> [Given text]:
# # #

And while there are no laws barring women in Canada from having an abortion, it’s also not considered an enshrined right in the Charter of Rights and Freedoms, as it has been in the U.S. Constitution since their top court’s 1973 ruling.

“That’s going too far,” Bernard Dickens, a professor emeritus of health law and policy at the University of Toronto, said about Trudeau’s use of the word “right.”

No constitutional right

That’s because, technically speaking, no Supreme Court in Canada has ever said in a majority decision that a woman has the constitutional right to an abortion, said Daphne Gilbert, a University of Ottawa law professor who specializes in criminal and constitutional law.

Scrapping Roe v. Wade would mean that, in regards to abortion, Canada and the U.S. would on the surface be similar — in that neither country would have a Supreme Court case enshrining the right to abortion.

But Gilbert said jurisprudence involving Canada’s charter cases “has evolved so much” over the years, that if the question of abortion was taken up by the top court, “it would be impossible for me to imagine that they say there’s no right.”

why canadas roe v wade didnt enshrine abortion as a right
In the landmark R. vs. Morgentaler ruling, Canada’s top court ruled that Section 251 of the Criminal Code was unfair and that it violated Section 7 of the charter, which guarantees the right of life, liberty and the security of the person. The 5-2 decision was written by Chief Justice Brian Dickson. (Michael Bedford)

# # #

> [Provided data]:

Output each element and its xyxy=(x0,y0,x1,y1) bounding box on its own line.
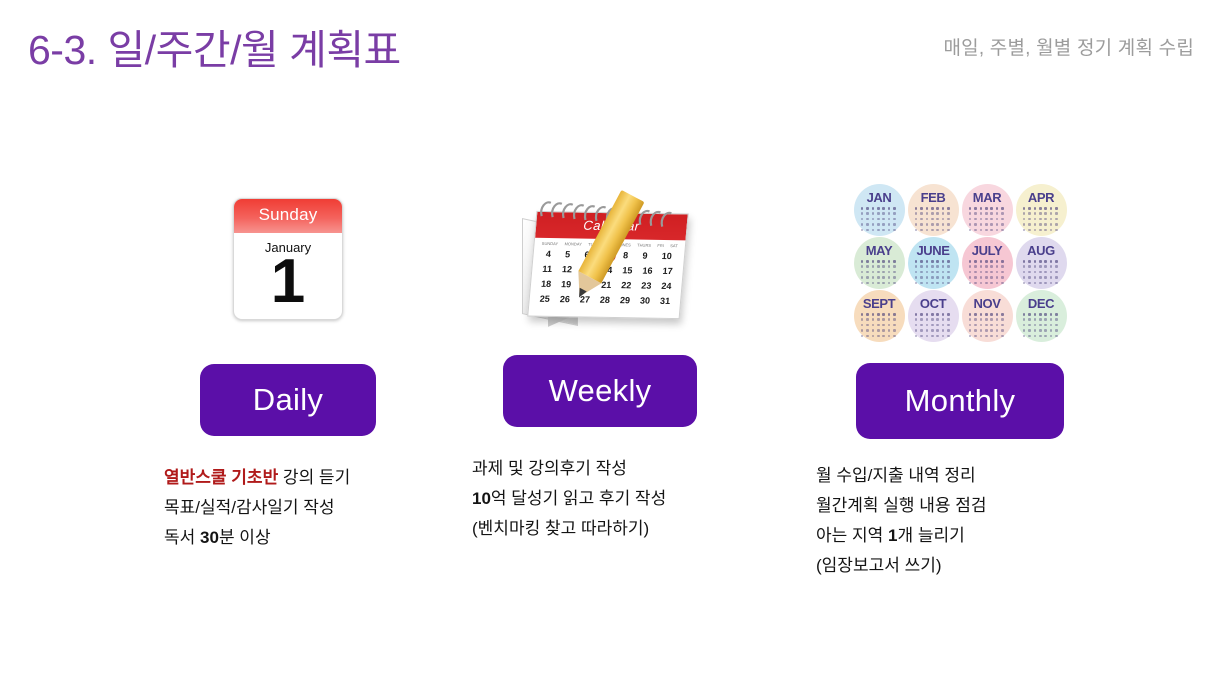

# # #

> [Jobs]:
1. Reproduce the passage on abortion law in Canada word for word, from "And while there" to "their top court’s 1973 ruling.".
2. Write the next part of the article on Canada's abortion law, picking up after its final sentence.

> [Exercise responses]:
1.
And while there are no laws barring women in Canada from having an abortion, it’s also not considered an enshrined right in the Charter of Rights and Freedoms, as it has been in the U.S. Constitution since their top court’s 1973 ruling.

2.
Canada’s own top abortion rights case is the landmark 1988 R. vs. Morgentaler ruling.

But that case was not about whether abortion should be a guaranteed right; it instead focused on a narrow aspect of the procedure — and that aspect was found to be unconstitutional.

Back then, the Criminal Code of Canada banned abortion for women, unless they were able to get approval for the procedure by a committee of doctors.

‘Intensive process’

“It was often a pretty time-intensive process and also a pretty harrowing process. You were subject, sometimes, to interviews and questions about the reason why you were having an abortion,” explained Roxanne Mykitiuk, a disability and bioethics law professor at York University’s Osgoode Hall.

The approval process at the time was also inconsistent across the country, noted Gilbert, with different approaches taken in different regions.

“You can have a woman criminalized in Alberta, and then a woman in Toronto freely getting an abortion because she just happened to live in Toronto,” she said.

In a 5-2 decision, written by Chief Justice Brian Dickson, the court ruled that Section 251 of the Criminal Code was unfair, and that it violated Section 7 of the charter, which guarantees the right of life, liberty and the security of the person. 

“Forcing a woman, by threat of criminal sanction, to carry a fetus to term unless she meets certain criteria unrelated to her own priorities and aspirations, is a profound interference with a woman’s body and thus a violation of security of the person,” Dickson wrote.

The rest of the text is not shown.